(Data extracted from a collection)
/---
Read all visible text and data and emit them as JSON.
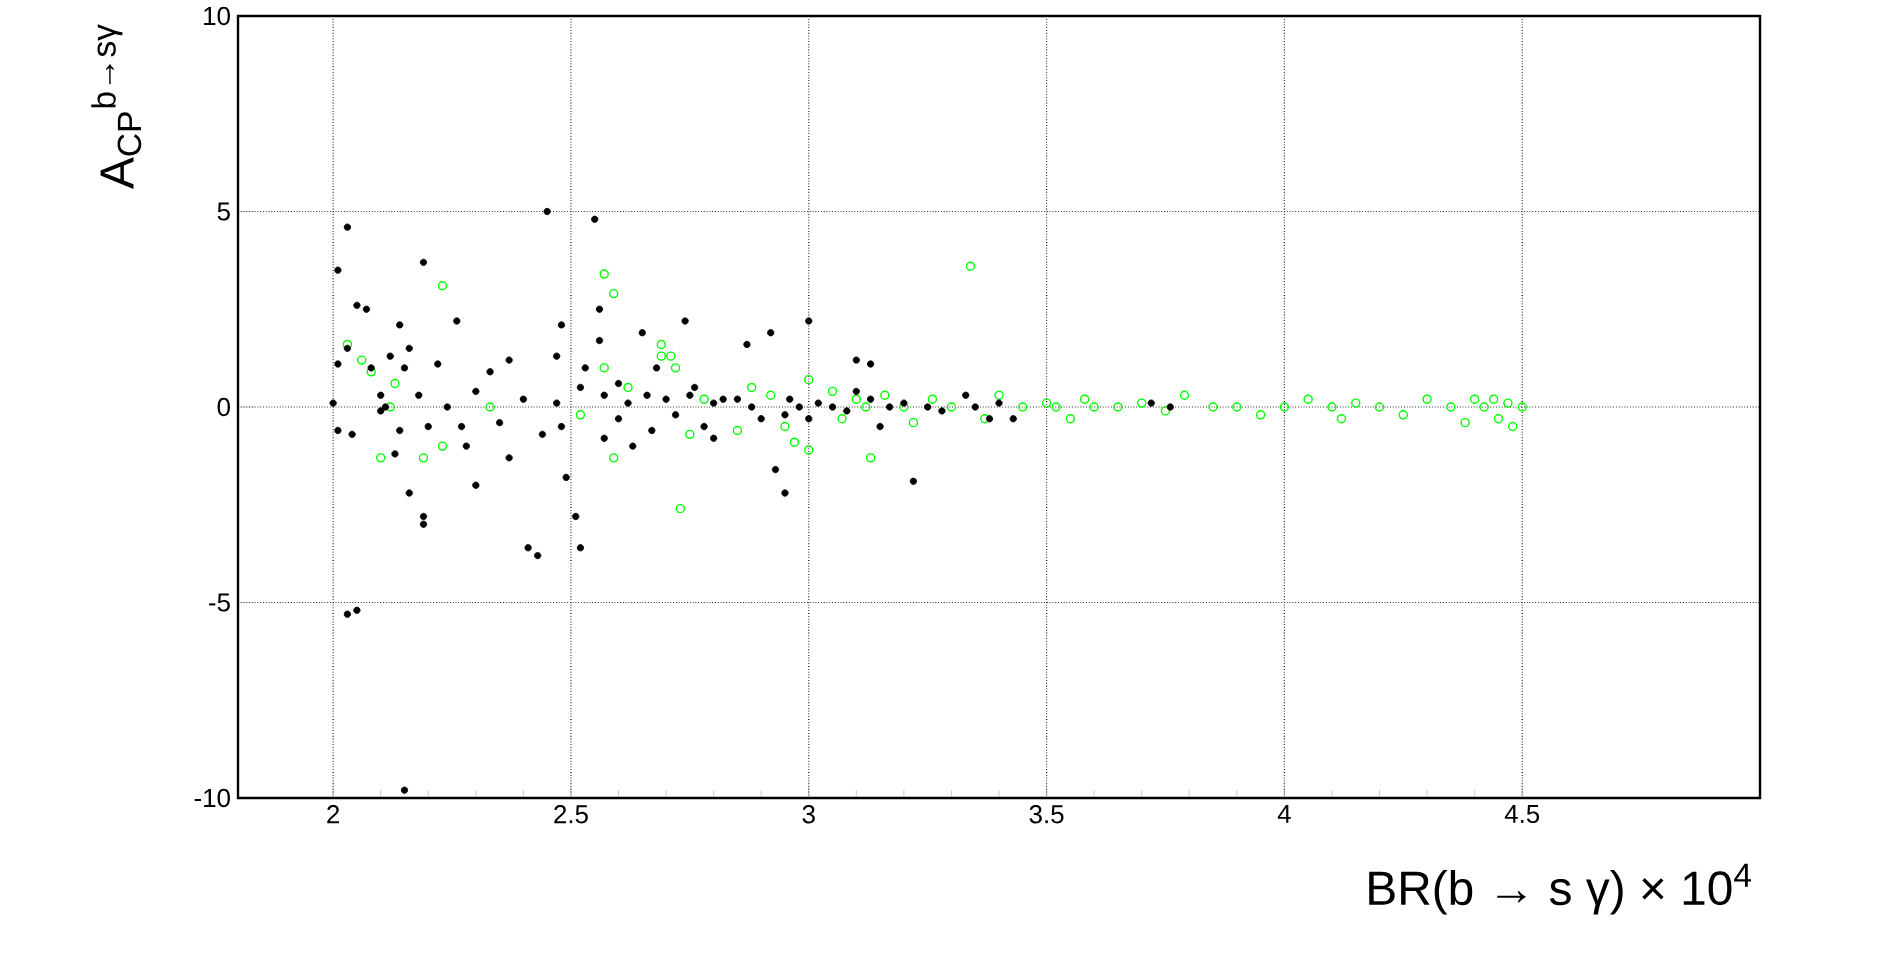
{
  "chart_data": {
    "type": "scatter",
    "xlabel": "BR(b → s γ) × 10$^{4}$",
    "ylabel": "A$_{CP}$$^{b→sγ}$",
    "xlim": [
      1.8,
      5.0
    ],
    "ylim": [
      -10,
      10
    ],
    "xticks": [
      2,
      2.5,
      3,
      3.5,
      4,
      4.5
    ],
    "yticks": [
      -10,
      -5,
      0,
      5,
      10
    ],
    "grid": true,
    "marker": "circle",
    "series": [
      {
        "color": "#00ff00",
        "x": [
          2.03,
          2.06,
          2.08,
          2.12,
          2.1,
          2.19,
          2.23,
          2.23,
          2.13,
          2.33,
          2.52,
          2.57,
          2.59,
          2.57,
          2.59,
          2.62,
          2.69,
          2.69,
          2.72,
          2.73,
          2.75,
          2.78,
          2.71,
          2.85,
          2.88,
          2.92,
          2.95,
          2.97,
          3.0,
          3.0,
          3.05,
          3.07,
          3.1,
          3.12,
          3.13,
          3.16,
          3.2,
          3.22,
          3.26,
          3.3,
          3.34,
          3.37,
          3.4,
          3.45,
          3.5,
          3.55,
          3.6,
          3.65,
          3.7,
          3.75,
          3.79,
          3.85,
          3.9,
          3.95,
          4.0,
          4.05,
          4.1,
          4.12,
          4.15,
          4.2,
          4.25,
          4.3,
          4.35,
          4.38,
          4.4,
          4.42,
          4.45,
          4.47,
          4.48,
          4.5,
          4.44,
          3.52,
          3.58
        ],
        "values": [
          1.6,
          1.2,
          0.9,
          0.0,
          -1.3,
          -1.3,
          -1.0,
          3.1,
          0.6,
          0.0,
          -0.2,
          3.4,
          2.9,
          1.0,
          -1.3,
          0.5,
          1.6,
          1.3,
          1.0,
          -2.6,
          -0.7,
          0.2,
          1.3,
          -0.6,
          0.5,
          0.3,
          -0.5,
          -0.9,
          -1.1,
          0.7,
          0.4,
          -0.3,
          0.2,
          0.0,
          -1.3,
          0.3,
          0.0,
          -0.4,
          0.2,
          0.0,
          3.6,
          -0.3,
          0.3,
          0.0,
          0.1,
          -0.3,
          0.0,
          0.0,
          0.1,
          -0.1,
          0.3,
          0.0,
          0.0,
          -0.2,
          0.0,
          0.2,
          0.0,
          -0.3,
          0.1,
          0.0,
          -0.2,
          0.2,
          0.0,
          -0.4,
          0.2,
          0.0,
          -0.3,
          0.1,
          -0.5,
          0.0,
          0.2,
          0.0,
          0.2
        ]
      },
      {
        "color": "#000000",
        "x": [
          2.03,
          2.01,
          2.01,
          2.0,
          2.01,
          2.04,
          2.03,
          2.05,
          2.05,
          2.07,
          2.03,
          2.08,
          2.1,
          2.1,
          2.11,
          2.12,
          2.14,
          2.16,
          2.15,
          2.14,
          2.13,
          2.16,
          2.15,
          2.19,
          2.19,
          2.19,
          2.18,
          2.2,
          2.22,
          2.24,
          2.26,
          2.27,
          2.3,
          2.28,
          2.3,
          2.33,
          2.35,
          2.37,
          2.37,
          2.4,
          2.41,
          2.43,
          2.44,
          2.45,
          2.47,
          2.47,
          2.48,
          2.48,
          2.49,
          2.51,
          2.52,
          2.55,
          2.52,
          2.53,
          2.56,
          2.56,
          2.57,
          2.57,
          2.6,
          2.6,
          2.62,
          2.63,
          2.65,
          2.66,
          2.67,
          2.68,
          2.7,
          2.72,
          2.74,
          2.76,
          2.78,
          2.8,
          2.8,
          2.82,
          2.87,
          2.88,
          2.9,
          2.92,
          2.93,
          2.95,
          2.96,
          2.98,
          3.0,
          3.0,
          3.02,
          3.05,
          3.08,
          3.1,
          3.1,
          3.13,
          3.13,
          3.15,
          3.17,
          3.22,
          3.2,
          3.25,
          3.28,
          3.33,
          3.35,
          3.38,
          3.4,
          3.43,
          3.72,
          3.76,
          2.85,
          2.95,
          2.75
        ],
        "values": [
          4.6,
          3.5,
          1.1,
          0.1,
          -0.6,
          -0.7,
          -5.3,
          -5.2,
          2.6,
          2.5,
          1.5,
          1.0,
          0.3,
          -0.1,
          0.0,
          1.3,
          2.1,
          1.5,
          1.0,
          -0.6,
          -1.2,
          -2.2,
          -9.8,
          3.7,
          -2.8,
          -3.0,
          0.3,
          -0.5,
          1.1,
          0.0,
          2.2,
          -0.5,
          0.4,
          -1.0,
          -2.0,
          0.9,
          -0.4,
          -1.3,
          1.2,
          0.2,
          -3.6,
          -3.8,
          -0.7,
          5.0,
          1.3,
          0.1,
          -0.5,
          2.1,
          -1.8,
          -2.8,
          -3.6,
          4.8,
          0.5,
          1.0,
          2.5,
          1.7,
          0.3,
          -0.8,
          -0.3,
          0.6,
          0.1,
          -1.0,
          1.9,
          0.3,
          -0.6,
          1.0,
          0.2,
          -0.2,
          2.2,
          0.5,
          -0.5,
          0.1,
          -0.8,
          0.2,
          1.6,
          0.0,
          -0.3,
          1.9,
          -1.6,
          -2.2,
          0.2,
          0.0,
          2.2,
          -0.3,
          0.1,
          0.0,
          -0.1,
          0.4,
          1.2,
          0.2,
          1.1,
          -0.5,
          0.0,
          -1.9,
          0.1,
          0.0,
          -0.1,
          0.3,
          0.0,
          -0.3,
          0.1,
          -0.3,
          0.1,
          0.0,
          0.2,
          -0.2,
          0.3
        ]
      }
    ]
  }
}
\---
◆ What you are asked to do: Quote each record exactly as it stands, minus the pictures.

◆ Task output:
Read all visible text and data and emit them as JSON.
{
  "chart_data": {
    "type": "scatter",
    "xlabel": "BR(b → s γ) × 10$^{4}$",
    "ylabel": "A$_{CP}$$^{b→sγ}$",
    "xlim": [
      1.8,
      5.0
    ],
    "ylim": [
      -10,
      10
    ],
    "xticks": [
      2,
      2.5,
      3,
      3.5,
      4,
      4.5
    ],
    "yticks": [
      -10,
      -5,
      0,
      5,
      10
    ],
    "grid": true,
    "marker": "circle",
    "series": [
      {
        "color": "#00ff00",
        "x": [
          2.03,
          2.06,
          2.08,
          2.12,
          2.1,
          2.19,
          2.23,
          2.23,
          2.13,
          2.33,
          2.52,
          2.57,
          2.59,
          2.57,
          2.59,
          2.62,
          2.69,
          2.69,
          2.72,
          2.73,
          2.75,
          2.78,
          2.71,
          2.85,
          2.88,
          2.92,
          2.95,
          2.97,
          3.0,
          3.0,
          3.05,
          3.07,
          3.1,
          3.12,
          3.13,
          3.16,
          3.2,
          3.22,
          3.26,
          3.3,
          3.34,
          3.37,
          3.4,
          3.45,
          3.5,
          3.55,
          3.6,
          3.65,
          3.7,
          3.75,
          3.79,
          3.85,
          3.9,
          3.95,
          4.0,
          4.05,
          4.1,
          4.12,
          4.15,
          4.2,
          4.25,
          4.3,
          4.35,
          4.38,
          4.4,
          4.42,
          4.45,
          4.47,
          4.48,
          4.5,
          4.44,
          3.52,
          3.58
        ],
        "values": [
          1.6,
          1.2,
          0.9,
          0.0,
          -1.3,
          -1.3,
          -1.0,
          3.1,
          0.6,
          0.0,
          -0.2,
          3.4,
          2.9,
          1.0,
          -1.3,
          0.5,
          1.6,
          1.3,
          1.0,
          -2.6,
          -0.7,
          0.2,
          1.3,
          -0.6,
          0.5,
          0.3,
          -0.5,
          -0.9,
          -1.1,
          0.7,
          0.4,
          -0.3,
          0.2,
          0.0,
          -1.3,
          0.3,
          0.0,
          -0.4,
          0.2,
          0.0,
          3.6,
          -0.3,
          0.3,
          0.0,
          0.1,
          -0.3,
          0.0,
          0.0,
          0.1,
          -0.1,
          0.3,
          0.0,
          0.0,
          -0.2,
          0.0,
          0.2,
          0.0,
          -0.3,
          0.1,
          0.0,
          -0.2,
          0.2,
          0.0,
          -0.4,
          0.2,
          0.0,
          -0.3,
          0.1,
          -0.5,
          0.0,
          0.2,
          0.0,
          0.2
        ]
      },
      {
        "color": "#000000",
        "x": [
          2.03,
          2.01,
          2.01,
          2.0,
          2.01,
          2.04,
          2.03,
          2.05,
          2.05,
          2.07,
          2.03,
          2.08,
          2.1,
          2.1,
          2.11,
          2.12,
          2.14,
          2.16,
          2.15,
          2.14,
          2.13,
          2.16,
          2.15,
          2.19,
          2.19,
          2.19,
          2.18,
          2.2,
          2.22,
          2.24,
          2.26,
          2.27,
          2.3,
          2.28,
          2.3,
          2.33,
          2.35,
          2.37,
          2.37,
          2.4,
          2.41,
          2.43,
          2.44,
          2.45,
          2.47,
          2.47,
          2.48,
          2.48,
          2.49,
          2.51,
          2.52,
          2.55,
          2.52,
          2.53,
          2.56,
          2.56,
          2.57,
          2.57,
          2.6,
          2.6,
          2.62,
          2.63,
          2.65,
          2.66,
          2.67,
          2.68,
          2.7,
          2.72,
          2.74,
          2.76,
          2.78,
          2.8,
          2.8,
          2.82,
          2.87,
          2.88,
          2.9,
          2.92,
          2.93,
          2.95,
          2.96,
          2.98,
          3.0,
          3.0,
          3.02,
          3.05,
          3.08,
          3.1,
          3.1,
          3.13,
          3.13,
          3.15,
          3.17,
          3.22,
          3.2,
          3.25,
          3.28,
          3.33,
          3.35,
          3.38,
          3.4,
          3.43,
          3.72,
          3.76,
          2.85,
          2.95,
          2.75
        ],
        "values": [
          4.6,
          3.5,
          1.1,
          0.1,
          -0.6,
          -0.7,
          -5.3,
          -5.2,
          2.6,
          2.5,
          1.5,
          1.0,
          0.3,
          -0.1,
          0.0,
          1.3,
          2.1,
          1.5,
          1.0,
          -0.6,
          -1.2,
          -2.2,
          -9.8,
          3.7,
          -2.8,
          -3.0,
          0.3,
          -0.5,
          1.1,
          0.0,
          2.2,
          -0.5,
          0.4,
          -1.0,
          -2.0,
          0.9,
          -0.4,
          -1.3,
          1.2,
          0.2,
          -3.6,
          -3.8,
          -0.7,
          5.0,
          1.3,
          0.1,
          -0.5,
          2.1,
          -1.8,
          -2.8,
          -3.6,
          4.8,
          0.5,
          1.0,
          2.5,
          1.7,
          0.3,
          -0.8,
          -0.3,
          0.6,
          0.1,
          -1.0,
          1.9,
          0.3,
          -0.6,
          1.0,
          0.2,
          -0.2,
          2.2,
          0.5,
          -0.5,
          0.1,
          -0.8,
          0.2,
          1.6,
          0.0,
          -0.3,
          1.9,
          -1.6,
          -2.2,
          0.2,
          0.0,
          2.2,
          -0.3,
          0.1,
          0.0,
          -0.1,
          0.4,
          1.2,
          0.2,
          1.1,
          -0.5,
          0.0,
          -1.9,
          0.1,
          0.0,
          -0.1,
          0.3,
          0.0,
          -0.3,
          0.1,
          -0.3,
          0.1,
          0.0,
          0.2,
          -0.2,
          0.3
        ]
      }
    ]
  }
}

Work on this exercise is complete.